*WHAT IS BEING ASKED*. Write down each entry again, exactly as it reads.

*SUPPLIED ENTRIES*.

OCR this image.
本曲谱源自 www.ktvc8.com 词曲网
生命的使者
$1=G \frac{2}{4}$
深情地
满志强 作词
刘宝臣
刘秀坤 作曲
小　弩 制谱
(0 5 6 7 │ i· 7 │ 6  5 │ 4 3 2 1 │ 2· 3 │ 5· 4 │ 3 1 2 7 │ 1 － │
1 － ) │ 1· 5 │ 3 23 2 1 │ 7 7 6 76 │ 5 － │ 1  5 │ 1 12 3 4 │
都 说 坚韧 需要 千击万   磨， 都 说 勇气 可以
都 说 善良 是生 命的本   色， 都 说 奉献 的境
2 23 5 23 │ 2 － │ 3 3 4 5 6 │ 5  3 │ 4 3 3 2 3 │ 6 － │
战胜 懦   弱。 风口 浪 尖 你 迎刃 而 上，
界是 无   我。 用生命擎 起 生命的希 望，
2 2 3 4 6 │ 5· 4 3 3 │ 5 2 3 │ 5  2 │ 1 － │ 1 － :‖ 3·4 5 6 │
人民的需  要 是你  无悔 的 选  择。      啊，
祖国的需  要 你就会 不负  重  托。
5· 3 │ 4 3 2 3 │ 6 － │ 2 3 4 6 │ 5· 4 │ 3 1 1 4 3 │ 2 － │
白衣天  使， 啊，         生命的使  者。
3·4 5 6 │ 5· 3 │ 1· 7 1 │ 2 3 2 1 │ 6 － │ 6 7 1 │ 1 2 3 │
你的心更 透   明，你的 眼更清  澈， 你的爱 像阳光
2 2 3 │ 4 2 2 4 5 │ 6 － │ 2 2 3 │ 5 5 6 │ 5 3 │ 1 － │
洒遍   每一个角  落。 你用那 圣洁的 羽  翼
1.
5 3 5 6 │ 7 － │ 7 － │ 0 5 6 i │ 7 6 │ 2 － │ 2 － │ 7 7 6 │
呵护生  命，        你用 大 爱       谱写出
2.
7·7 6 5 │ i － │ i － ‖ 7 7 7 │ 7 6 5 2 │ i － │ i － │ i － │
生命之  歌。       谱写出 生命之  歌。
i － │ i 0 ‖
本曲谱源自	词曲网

*ANSWER TO THE EXERCISE*.
OCR this image.
本曲谱源自 www.ktvc8.com 词曲网
生命的使者
$1=G \frac{2}{4}$
深情地
满志强 作词
刘宝臣
刘秀坤 作曲
小　弩 制谱
(0 5 6 7 │ i· 7 │ 6  5 │ 4 3 2 1 │ 2· 3 │ 5· 4 │ 3 1 2 7 │ 1 － │
1 － ) │ 1· 5 │ 3 23 2 1 │ 7 7 6 76 │ 5 － │ 1  5 │ 1 12 3 4 │
都 说 坚韧 需要 千击万   磨， 都 说 勇气 可以
都 说 善良 是生 命的本   色， 都 说 奉献 的境
2 23 5 23 │ 2 － │ 3 3 4 5 6 │ 5  3 │ 4 3 3 2 3 │ 6 － │
战胜 懦   弱。 风口 浪 尖 你 迎刃 而 上，
界是 无   我。 用生命擎 起 生命的希 望，
2 2 3 4 6 │ 5· 4 3 3 │ 5 2 3 │ 5  2 │ 1 － │ 1 － :‖ 3·4 5 6 │
人民的需  要 是你  无悔 的 选  择。      啊，
祖国的需  要 你就会 不负  重  托。
5· 3 │ 4 3 2 3 │ 6 － │ 2 3 4 6 │ 5· 4 │ 3 1 1 4 3 │ 2 － │
白衣天  使， 啊，         生命的使  者。
3·4 5 6 │ 5· 3 │ 1· 7 1 │ 2 3 2 1 │ 6 － │ 6 7 1 │ 1 2 3 │
你的心更 透   明，你的 眼更清  澈， 你的爱 像阳光
2 2 3 │ 4 2 2 4 5 │ 6 － │ 2 2 3 │ 5 5 6 │ 5 3 │ 1 － │
洒遍   每一个角  落。 你用那 圣洁的 羽  翼
1.
5 3 5 6 │ 7 － │ 7 － │ 0 5 6 i │ 7 6 │ 2 － │ 2 － │ 7 7 6 │
呵护生  命，        你用 大 爱       谱写出
2.
7·7 6 5 │ i － │ i － ‖ 7 7 7 │ 7 6 5 2 │ i － │ i － │ i － │
生命之  歌。       谱写出 生命之  歌。
i － │ i 0 ‖
本曲谱源自	词曲网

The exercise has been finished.